[Task directions]:
Each line below must be set down exactly; omit any image you find.

[Material for this task]:
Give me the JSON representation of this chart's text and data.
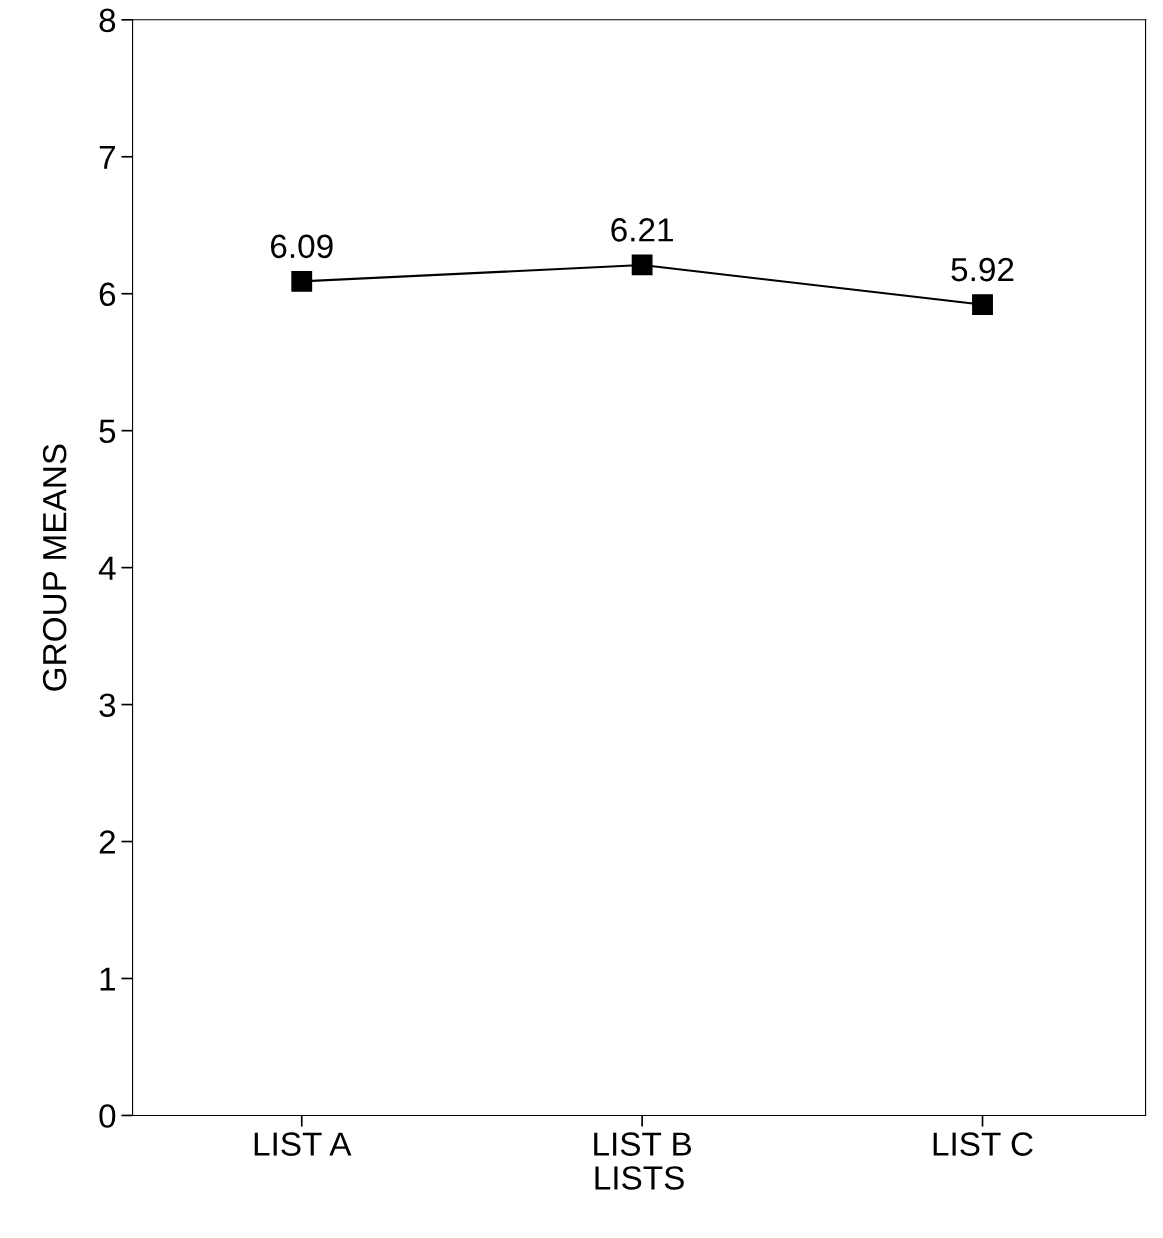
{
  "chart_data": {
    "type": "line",
    "xlabel": "LISTS",
    "ylabel": "GROUP MEANS",
    "categories": [
      "LIST A",
      "LIST B",
      "LIST C"
    ],
    "series": [
      {
        "color": "#000000",
        "values": [
          6.09,
          6.21,
          5.92
        ]
      }
    ],
    "ylim": [
      0,
      8
    ],
    "yticks": [
      0,
      1,
      2,
      3,
      4,
      5,
      6,
      7,
      8
    ],
    "data_labels": true,
    "marker": "square",
    "line_style": "solid",
    "grid": false,
    "legend": false
  }
}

[Final result]:
Give me the JSON representation of this chart's text and data.
{
  "chart_data": {
    "type": "line",
    "xlabel": "LISTS",
    "ylabel": "GROUP MEANS",
    "categories": [
      "LIST A",
      "LIST B",
      "LIST C"
    ],
    "series": [
      {
        "color": "#000000",
        "values": [
          6.09,
          6.21,
          5.92
        ]
      }
    ],
    "ylim": [
      0,
      8
    ],
    "yticks": [
      0,
      1,
      2,
      3,
      4,
      5,
      6,
      7,
      8
    ],
    "data_labels": true,
    "marker": "square",
    "line_style": "solid",
    "grid": false,
    "legend": false
  }
}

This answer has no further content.